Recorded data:
--- START ---
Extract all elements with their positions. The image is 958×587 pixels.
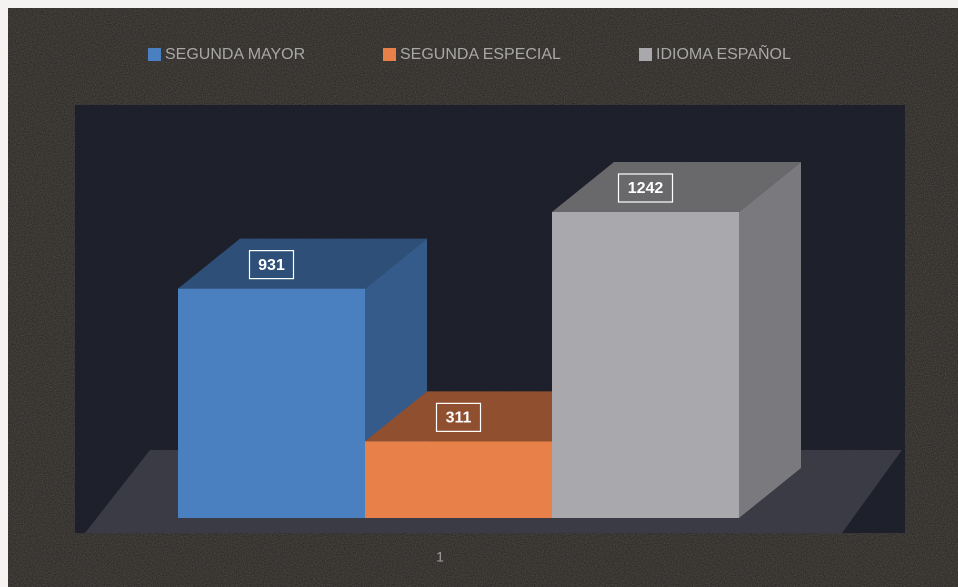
legend-swatch	[148, 48, 161, 61]
bar-top	[178, 238, 427, 289]
legend: SEGUNDA MAYOR SEGUNDA ESPECIAL IDIOMA ESPA…	[148, 43, 791, 63]
data-label-box	[248, 250, 295, 280]
data-label-box	[435, 402, 482, 432]
bar-top	[552, 162, 801, 212]
bars: 931 311 1242	[178, 162, 801, 519]
bar	[178, 288, 365, 518]
legend-swatch	[383, 48, 396, 61]
data-label-box	[617, 173, 674, 203]
bar	[365, 441, 552, 518]
data-label: 1242	[628, 180, 664, 197]
legend-label: SEGUNDA ESPECIAL	[400, 46, 561, 63]
bar-side	[739, 162, 801, 518]
legend-label: SEGUNDA MAYOR	[165, 46, 305, 63]
legend-swatch	[639, 48, 652, 61]
x-tick-label: 1	[436, 549, 444, 565]
bar-top	[365, 391, 614, 442]
bar	[552, 212, 739, 518]
legend-label: IDIOMA ESPAÑOL	[656, 43, 791, 63]
data-label: 311	[446, 410, 472, 427]
data-label: 931	[258, 257, 285, 274]
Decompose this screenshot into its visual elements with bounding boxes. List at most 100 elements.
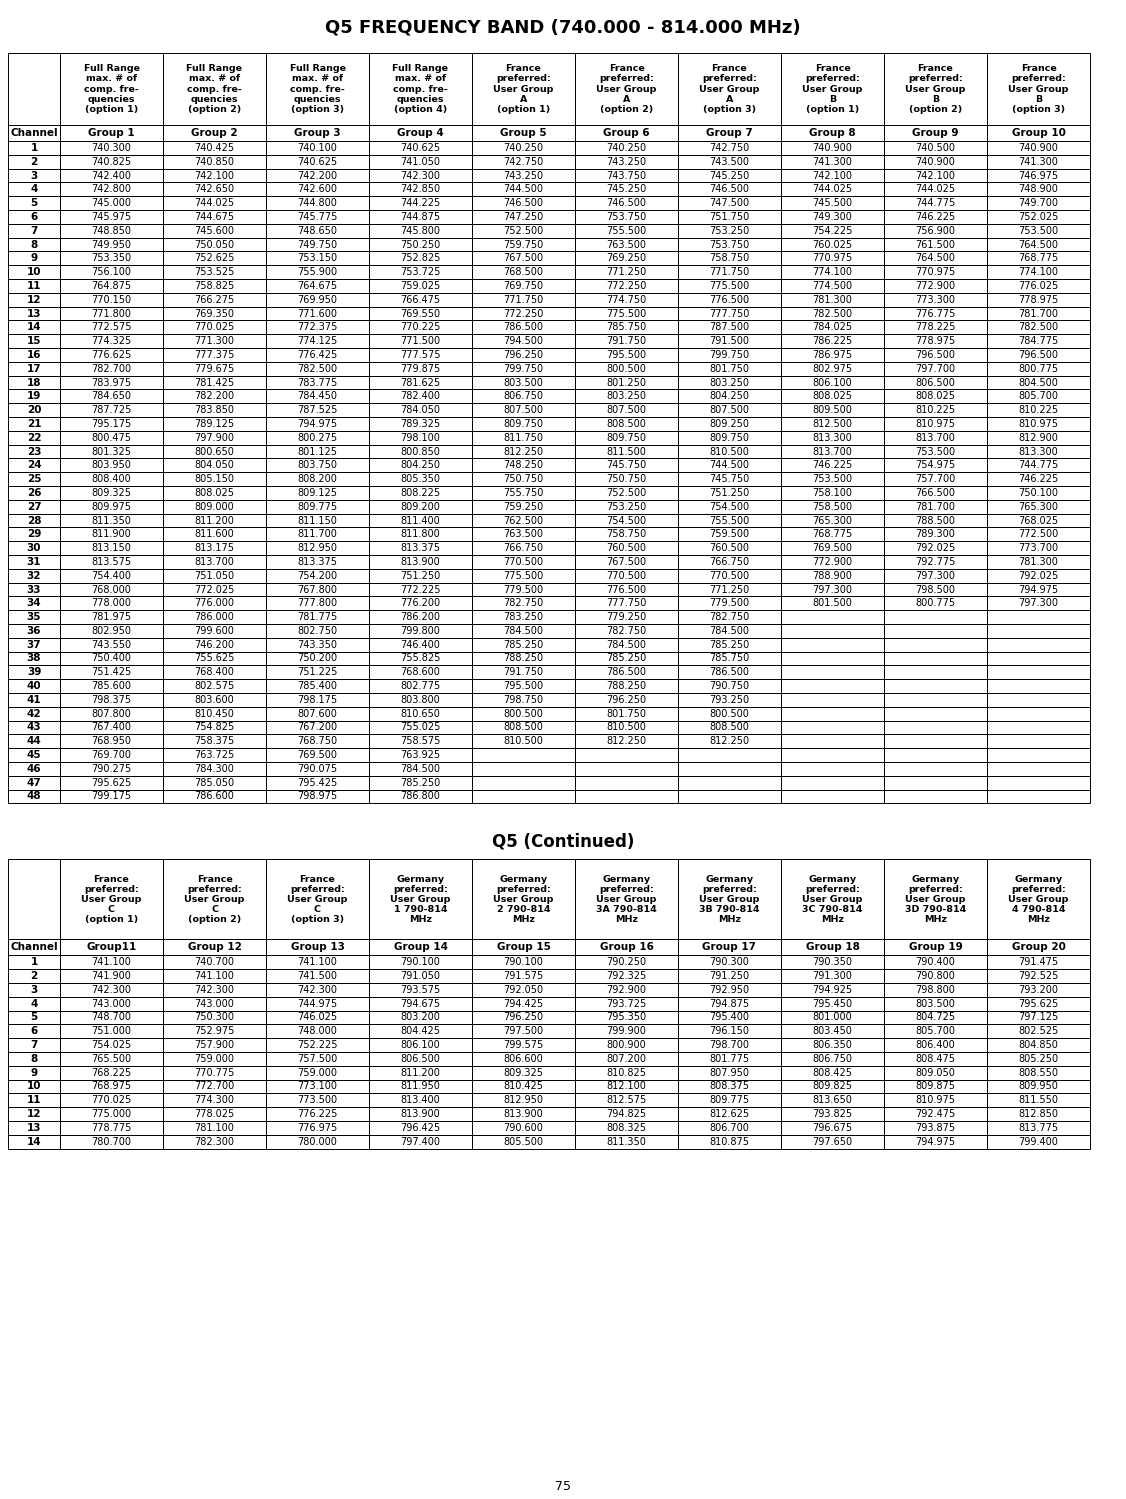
--- END ---
## The exercise:
Replace "positions" with "locations" in everything from the start of the recorded data down to the line containing "173, 674, 203]", keeping the rest unchanged. Write out those lines without the pictures.

## Complete response:
Extract all elements with their locations. The image is 958×587 pixels.
legend-swatch	[148, 48, 161, 61]
bar-top	[178, 238, 427, 289]
legend: SEGUNDA MAYOR SEGUNDA ESPECIAL IDIOMA ESPA…	[148, 43, 791, 63]
data-label-box	[248, 250, 295, 280]
data-label-box	[435, 402, 482, 432]
bar-top	[552, 162, 801, 212]
bars: 931 311 1242	[178, 162, 801, 519]
bar	[178, 288, 365, 518]
legend-swatch	[383, 48, 396, 61]
data-label-box	[617, 173, 674, 203]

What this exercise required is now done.